__Material provided__:
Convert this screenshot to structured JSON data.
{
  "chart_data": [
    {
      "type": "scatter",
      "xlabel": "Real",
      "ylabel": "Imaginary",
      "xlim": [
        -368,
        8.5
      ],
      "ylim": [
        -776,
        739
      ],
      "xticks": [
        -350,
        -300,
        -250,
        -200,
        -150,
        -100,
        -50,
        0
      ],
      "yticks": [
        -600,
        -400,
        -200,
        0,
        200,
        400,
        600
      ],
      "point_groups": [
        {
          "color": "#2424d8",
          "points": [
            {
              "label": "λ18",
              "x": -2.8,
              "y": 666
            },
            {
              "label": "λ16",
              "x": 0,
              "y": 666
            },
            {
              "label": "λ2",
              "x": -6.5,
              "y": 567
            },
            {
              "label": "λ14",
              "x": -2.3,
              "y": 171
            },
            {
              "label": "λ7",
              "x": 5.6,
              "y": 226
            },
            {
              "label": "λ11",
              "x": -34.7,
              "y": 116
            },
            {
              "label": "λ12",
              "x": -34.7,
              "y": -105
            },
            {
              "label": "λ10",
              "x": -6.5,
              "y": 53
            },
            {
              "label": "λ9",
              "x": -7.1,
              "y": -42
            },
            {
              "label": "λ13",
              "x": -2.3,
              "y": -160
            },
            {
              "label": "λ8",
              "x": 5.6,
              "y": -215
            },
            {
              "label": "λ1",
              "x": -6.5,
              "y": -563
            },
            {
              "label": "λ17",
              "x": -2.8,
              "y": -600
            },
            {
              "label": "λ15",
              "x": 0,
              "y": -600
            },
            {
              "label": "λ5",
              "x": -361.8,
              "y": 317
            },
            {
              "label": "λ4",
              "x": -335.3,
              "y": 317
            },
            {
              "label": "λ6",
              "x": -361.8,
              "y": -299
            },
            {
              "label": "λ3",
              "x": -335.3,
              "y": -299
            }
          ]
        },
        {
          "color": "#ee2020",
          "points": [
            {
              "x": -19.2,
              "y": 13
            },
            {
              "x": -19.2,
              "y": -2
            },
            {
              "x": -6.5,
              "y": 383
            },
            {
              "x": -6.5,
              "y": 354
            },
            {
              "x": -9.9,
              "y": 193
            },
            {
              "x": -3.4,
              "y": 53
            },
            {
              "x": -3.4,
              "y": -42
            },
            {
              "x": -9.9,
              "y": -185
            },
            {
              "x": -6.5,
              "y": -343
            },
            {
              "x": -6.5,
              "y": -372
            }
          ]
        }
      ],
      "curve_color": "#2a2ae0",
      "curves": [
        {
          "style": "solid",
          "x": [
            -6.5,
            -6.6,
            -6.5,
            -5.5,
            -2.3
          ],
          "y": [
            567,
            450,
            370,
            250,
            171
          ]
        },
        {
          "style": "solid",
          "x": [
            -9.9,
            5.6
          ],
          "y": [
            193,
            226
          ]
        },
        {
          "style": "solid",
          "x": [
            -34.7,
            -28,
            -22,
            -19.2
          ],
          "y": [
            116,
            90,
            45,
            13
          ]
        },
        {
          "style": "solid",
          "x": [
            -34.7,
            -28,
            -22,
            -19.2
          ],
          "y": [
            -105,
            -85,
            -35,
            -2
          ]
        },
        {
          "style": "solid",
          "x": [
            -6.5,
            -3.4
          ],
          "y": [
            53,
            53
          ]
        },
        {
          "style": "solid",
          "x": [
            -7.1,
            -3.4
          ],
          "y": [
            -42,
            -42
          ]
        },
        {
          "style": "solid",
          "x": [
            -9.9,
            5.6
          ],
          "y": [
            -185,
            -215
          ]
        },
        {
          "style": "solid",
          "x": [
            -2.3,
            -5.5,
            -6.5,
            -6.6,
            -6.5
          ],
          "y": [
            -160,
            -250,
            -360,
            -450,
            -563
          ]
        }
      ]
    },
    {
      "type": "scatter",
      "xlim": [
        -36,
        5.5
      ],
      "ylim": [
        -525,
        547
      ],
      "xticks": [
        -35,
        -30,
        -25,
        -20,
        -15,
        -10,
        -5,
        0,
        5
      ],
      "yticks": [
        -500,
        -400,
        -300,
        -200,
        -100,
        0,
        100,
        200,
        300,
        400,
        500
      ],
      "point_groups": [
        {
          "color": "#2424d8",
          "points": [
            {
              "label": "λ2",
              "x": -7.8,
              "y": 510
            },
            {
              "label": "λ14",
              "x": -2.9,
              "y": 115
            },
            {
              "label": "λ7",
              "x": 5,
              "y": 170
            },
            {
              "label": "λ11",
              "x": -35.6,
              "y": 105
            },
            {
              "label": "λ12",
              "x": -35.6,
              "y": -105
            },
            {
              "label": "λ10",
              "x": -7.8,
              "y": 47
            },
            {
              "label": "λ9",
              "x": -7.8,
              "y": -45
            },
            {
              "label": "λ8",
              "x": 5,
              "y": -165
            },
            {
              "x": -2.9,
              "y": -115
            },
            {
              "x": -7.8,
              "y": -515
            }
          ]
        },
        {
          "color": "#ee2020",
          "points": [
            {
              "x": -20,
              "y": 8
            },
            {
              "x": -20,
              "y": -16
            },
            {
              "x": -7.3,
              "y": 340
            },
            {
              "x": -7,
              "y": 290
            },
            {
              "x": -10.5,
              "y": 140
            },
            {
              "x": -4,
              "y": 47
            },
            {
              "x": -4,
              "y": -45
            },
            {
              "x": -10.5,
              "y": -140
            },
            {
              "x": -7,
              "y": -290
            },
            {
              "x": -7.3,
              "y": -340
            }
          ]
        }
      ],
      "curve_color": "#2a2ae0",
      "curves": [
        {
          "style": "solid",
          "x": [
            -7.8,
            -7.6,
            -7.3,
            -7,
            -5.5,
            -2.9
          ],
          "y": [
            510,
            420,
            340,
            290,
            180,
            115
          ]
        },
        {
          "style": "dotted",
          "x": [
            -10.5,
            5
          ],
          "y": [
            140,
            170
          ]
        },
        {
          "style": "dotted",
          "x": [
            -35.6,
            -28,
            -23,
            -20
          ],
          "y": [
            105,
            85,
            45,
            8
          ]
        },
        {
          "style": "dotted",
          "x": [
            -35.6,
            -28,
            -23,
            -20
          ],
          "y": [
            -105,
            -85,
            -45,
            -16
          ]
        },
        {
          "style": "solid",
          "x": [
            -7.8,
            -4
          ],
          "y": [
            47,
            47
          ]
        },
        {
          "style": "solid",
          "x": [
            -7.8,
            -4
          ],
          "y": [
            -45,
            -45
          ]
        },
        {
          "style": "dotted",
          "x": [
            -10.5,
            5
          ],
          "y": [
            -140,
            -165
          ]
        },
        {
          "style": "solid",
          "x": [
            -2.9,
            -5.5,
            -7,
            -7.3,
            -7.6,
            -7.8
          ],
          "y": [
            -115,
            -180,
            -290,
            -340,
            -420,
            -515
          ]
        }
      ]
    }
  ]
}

__Instructions for the task__: Type out the entries again, word for word.

__Finished answer__:
Convert this screenshot to structured JSON data.
{
  "chart_data": [
    {
      "type": "scatter",
      "xlabel": "Real",
      "ylabel": "Imaginary",
      "xlim": [
        -368,
        8.5
      ],
      "ylim": [
        -776,
        739
      ],
      "xticks": [
        -350,
        -300,
        -250,
        -200,
        -150,
        -100,
        -50,
        0
      ],
      "yticks": [
        -600,
        -400,
        -200,
        0,
        200,
        400,
        600
      ],
      "point_groups": [
        {
          "color": "#2424d8",
          "points": [
            {
              "label": "λ18",
              "x": -2.8,
              "y": 666
            },
            {
              "label": "λ16",
              "x": 0,
              "y": 666
            },
            {
              "label": "λ2",
              "x": -6.5,
              "y": 567
            },
            {
              "label": "λ14",
              "x": -2.3,
              "y": 171
            },
            {
              "label": "λ7",
              "x": 5.6,
              "y": 226
            },
            {
              "label": "λ11",
              "x": -34.7,
              "y": 116
            },
            {
              "label": "λ12",
              "x": -34.7,
              "y": -105
            },
            {
              "label": "λ10",
              "x": -6.5,
              "y": 53
            },
            {
              "label": "λ9",
              "x": -7.1,
              "y": -42
            },
            {
              "label": "λ13",
              "x": -2.3,
              "y": -160
            },
            {
              "label": "λ8",
              "x": 5.6,
              "y": -215
            },
            {
              "label": "λ1",
              "x": -6.5,
              "y": -563
            },
            {
              "label": "λ17",
              "x": -2.8,
              "y": -600
            },
            {
              "label": "λ15",
              "x": 0,
              "y": -600
            },
            {
              "label": "λ5",
              "x": -361.8,
              "y": 317
            },
            {
              "label": "λ4",
              "x": -335.3,
              "y": 317
            },
            {
              "label": "λ6",
              "x": -361.8,
              "y": -299
            },
            {
              "label": "λ3",
              "x": -335.3,
              "y": -299
            }
          ]
        },
        {
          "color": "#ee2020",
          "points": [
            {
              "x": -19.2,
              "y": 13
            },
            {
              "x": -19.2,
              "y": -2
            },
            {
              "x": -6.5,
              "y": 383
            },
            {
              "x": -6.5,
              "y": 354
            },
            {
              "x": -9.9,
              "y": 193
            },
            {
              "x": -3.4,
              "y": 53
            },
            {
              "x": -3.4,
              "y": -42
            },
            {
              "x": -9.9,
              "y": -185
            },
            {
              "x": -6.5,
              "y": -343
            },
            {
              "x": -6.5,
              "y": -372
            }
          ]
        }
      ],
      "curve_color": "#2a2ae0",
      "curves": [
        {
          "style": "solid",
          "x": [
            -6.5,
            -6.6,
            -6.5,
            -5.5,
            -2.3
          ],
          "y": [
            567,
            450,
            370,
            250,
            171
          ]
        },
        {
          "style": "solid",
          "x": [
            -9.9,
            5.6
          ],
          "y": [
            193,
            226
          ]
        },
        {
          "style": "solid",
          "x": [
            -34.7,
            -28,
            -22,
            -19.2
          ],
          "y": [
            116,
            90,
            45,
            13
          ]
        },
        {
          "style": "solid",
          "x": [
            -34.7,
            -28,
            -22,
            -19.2
          ],
          "y": [
            -105,
            -85,
            -35,
            -2
          ]
        },
        {
          "style": "solid",
          "x": [
            -6.5,
            -3.4
          ],
          "y": [
            53,
            53
          ]
        },
        {
          "style": "solid",
          "x": [
            -7.1,
            -3.4
          ],
          "y": [
            -42,
            -42
          ]
        },
        {
          "style": "solid",
          "x": [
            -9.9,
            5.6
          ],
          "y": [
            -185,
            -215
          ]
        },
        {
          "style": "solid",
          "x": [
            -2.3,
            -5.5,
            -6.5,
            -6.6,
            -6.5
          ],
          "y": [
            -160,
            -250,
            -360,
            -450,
            -563
          ]
        }
      ]
    },
    {
      "type": "scatter",
      "xlim": [
        -36,
        5.5
      ],
      "ylim": [
        -525,
        547
      ],
      "xticks": [
        -35,
        -30,
        -25,
        -20,
        -15,
        -10,
        -5,
        0,
        5
      ],
      "yticks": [
        -500,
        -400,
        -300,
        -200,
        -100,
        0,
        100,
        200,
        300,
        400,
        500
      ],
      "point_groups": [
        {
          "color": "#2424d8",
          "points": [
            {
              "label": "λ2",
              "x": -7.8,
              "y": 510
            },
            {
              "label": "λ14",
              "x": -2.9,
              "y": 115
            },
            {
              "label": "λ7",
              "x": 5,
              "y": 170
            },
            {
              "label": "λ11",
              "x": -35.6,
              "y": 105
            },
            {
              "label": "λ12",
              "x": -35.6,
              "y": -105
            },
            {
              "label": "λ10",
              "x": -7.8,
              "y": 47
            },
            {
              "label": "λ9",
              "x": -7.8,
              "y": -45
            },
            {
              "label": "λ8",
              "x": 5,
              "y": -165
            },
            {
              "x": -2.9,
              "y": -115
            },
            {
              "x": -7.8,
              "y": -515
            }
          ]
        },
        {
          "color": "#ee2020",
          "points": [
            {
              "x": -20,
              "y": 8
            },
            {
              "x": -20,
              "y": -16
            },
            {
              "x": -7.3,
              "y": 340
            },
            {
              "x": -7,
              "y": 290
            },
            {
              "x": -10.5,
              "y": 140
            },
            {
              "x": -4,
              "y": 47
            },
            {
              "x": -4,
              "y": -45
            },
            {
              "x": -10.5,
              "y": -140
            },
            {
              "x": -7,
              "y": -290
            },
            {
              "x": -7.3,
              "y": -340
            }
          ]
        }
      ],
      "curve_color": "#2a2ae0",
      "curves": [
        {
          "style": "solid",
          "x": [
            -7.8,
            -7.6,
            -7.3,
            -7,
            -5.5,
            -2.9
          ],
          "y": [
            510,
            420,
            340,
            290,
            180,
            115
          ]
        },
        {
          "style": "dotted",
          "x": [
            -10.5,
            5
          ],
          "y": [
            140,
            170
          ]
        },
        {
          "style": "dotted",
          "x": [
            -35.6,
            -28,
            -23,
            -20
          ],
          "y": [
            105,
            85,
            45,
            8
          ]
        },
        {
          "style": "dotted",
          "x": [
            -35.6,
            -28,
            -23,
            -20
          ],
          "y": [
            -105,
            -85,
            -45,
            -16
          ]
        },
        {
          "style": "solid",
          "x": [
            -7.8,
            -4
          ],
          "y": [
            47,
            47
          ]
        },
        {
          "style": "solid",
          "x": [
            -7.8,
            -4
          ],
          "y": [
            -45,
            -45
          ]
        },
        {
          "style": "dotted",
          "x": [
            -10.5,
            5
          ],
          "y": [
            -140,
            -165
          ]
        },
        {
          "style": "solid",
          "x": [
            -2.9,
            -5.5,
            -7,
            -7.3,
            -7.6,
            -7.8
          ],
          "y": [
            -115,
            -180,
            -290,
            -340,
            -420,
            -515
          ]
        }
      ]
    }
  ]
}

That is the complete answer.